**The exercise:**
Carry none of the pictures over; set down the material below exactly.

**Supplied records:**
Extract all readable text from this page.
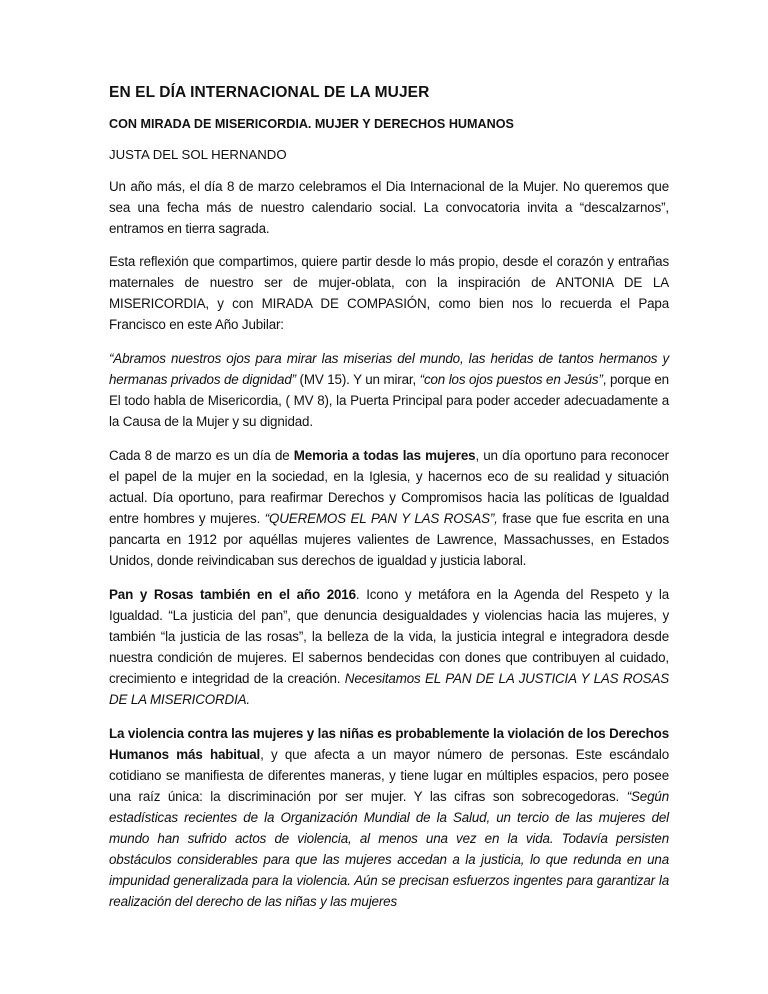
EN EL DÍA INTERNACIONAL DE LA MUJER
CON MIRADA DE MISERICORDIA. MUJER Y DERECHOS HUMANOS
JUSTA DEL SOL HERNANDO

Un año más, el día 8 de marzo celebramos el Dia Internacional de la Mujer. No queremos que sea una fecha más de nuestro calendario social. La convocatoria invita a “descalzarnos”, entramos en tierra sagrada.

Esta reflexión que compartimos, quiere partir desde lo más propio, desde el corazón y entrañas maternales de nuestro ser de mujer-oblata, con la inspiración de ANTONIA DE LA MISERICORDIA, y con MIRADA DE COMPASIÓN, como bien nos lo recuerda el Papa Francisco en este Año Jubilar:

“Abramos nuestros ojos para mirar las miserias del mundo, las heridas de tantos hermanos y hermanas privados de dignidad” (MV 15). Y un mirar, “con los ojos puestos en Jesús”, porque en El todo habla de Misericordia, ( MV 8), la Puerta Principal para poder acceder adecuadamente a la Causa de la Mujer y su dignidad.

Cada 8 de marzo es un día de Memoria a todas las mujeres, un día oportuno para reconocer el papel de la mujer en la sociedad, en la Iglesia, y hacernos eco de su realidad y situación actual. Día oportuno, para reafirmar Derechos y Compromisos hacia las políticas de Igualdad entre hombres y mujeres. “QUEREMOS EL PAN Y LAS ROSAS”, frase que fue escrita en una pancarta en 1912 por aquéllas mujeres valientes de Lawrence, Massachusses, en Estados Unidos, donde reivindicaban sus derechos de igualdad y justicia laboral.

Pan y Rosas también en el año 2016. Icono y metáfora en la Agenda del Respeto y la Igualdad. “La justicia del pan”, que denuncia desigualdades y violencias hacia las mujeres, y también “la justicia de las rosas”, la belleza de la vida, la justicia integral e integradora desde nuestra condición de mujeres. El sabernos bendecidas con dones que contribuyen al cuidado, crecimiento e integridad de la creación. Necesitamos EL PAN DE LA JUSTICIA Y LAS ROSAS DE LA MISERICORDIA.

La violencia contra las mujeres y las niñas es probablemente la violación de los Derechos Humanos más habitual, y que afecta a un mayor número de personas. Este escándalo cotidiano se manifiesta de diferentes maneras, y tiene lugar en múltiples espacios, pero posee una raíz única: la discriminación por ser mujer. Y las cifras son sobrecogedoras. “Según estadísticas recientes de la Organización Mundial de la Salud, un tercio de las mujeres del mundo han sufrido actos de violencia, al menos una vez en la vida. Todavía persisten obstáculos considerables para que las mujeres accedan a la justicia, lo que redunda en una impunidad generalizada para la violencia. Aún se precisan esfuerzos ingentes para garantizar la realización del derecho de las niñas y las mujeres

**Answer to the problem:**
Extract all readable text from this page.
EN EL DÍA INTERNACIONAL DE LA MUJER
CON MIRADA DE MISERICORDIA. MUJER Y DERECHOS HUMANOS
JUSTA DEL SOL HERNANDO

Un año más, el día 8 de marzo celebramos el Dia Internacional de la Mujer. No queremos que sea una fecha más de nuestro calendario social. La convocatoria invita a “descalzarnos”, entramos en tierra sagrada.

Esta reflexión que compartimos, quiere partir desde lo más propio, desde el corazón y entrañas maternales de nuestro ser de mujer-oblata, con la inspiración de ANTONIA DE LA MISERICORDIA, y con MIRADA DE COMPASIÓN, como bien nos lo recuerda el Papa Francisco en este Año Jubilar:

“Abramos nuestros ojos para mirar las miserias del mundo, las heridas de tantos hermanos y hermanas privados de dignidad” (MV 15). Y un mirar, “con los ojos puestos en Jesús”, porque en El todo habla de Misericordia, ( MV 8), la Puerta Principal para poder acceder adecuadamente a la Causa de la Mujer y su dignidad.

Cada 8 de marzo es un día de Memoria a todas las mujeres, un día oportuno para reconocer el papel de la mujer en la sociedad, en la Iglesia, y hacernos eco de su realidad y situación actual. Día oportuno, para reafirmar Derechos y Compromisos hacia las políticas de Igualdad entre hombres y mujeres. “QUEREMOS EL PAN Y LAS ROSAS”, frase que fue escrita en una pancarta en 1912 por aquéllas mujeres valientes de Lawrence, Massachusses, en Estados Unidos, donde reivindicaban sus derechos de igualdad y justicia laboral.

Pan y Rosas también en el año 2016. Icono y metáfora en la Agenda del Respeto y la Igualdad. “La justicia del pan”, que denuncia desigualdades y violencias hacia las mujeres, y también “la justicia de las rosas”, la belleza de la vida, la justicia integral e integradora desde nuestra condición de mujeres. El sabernos bendecidas con dones que contribuyen al cuidado, crecimiento e integridad de la creación. Necesitamos EL PAN DE LA JUSTICIA Y LAS ROSAS DE LA MISERICORDIA.

La violencia contra las mujeres y las niñas es probablemente la violación de los Derechos Humanos más habitual, y que afecta a un mayor número de personas. Este escándalo cotidiano se manifiesta de diferentes maneras, y tiene lugar en múltiples espacios, pero posee una raíz única: la discriminación por ser mujer. Y las cifras son sobrecogedoras. “Según estadísticas recientes de la Organización Mundial de la Salud, un tercio de las mujeres del mundo han sufrido actos de violencia, al menos una vez en la vida. Todavía persisten obstáculos considerables para que las mujeres accedan a la justicia, lo que redunda en una impunidad generalizada para la violencia. Aún se precisan esfuerzos ingentes para garantizar la realización del derecho de las niñas y las mujeres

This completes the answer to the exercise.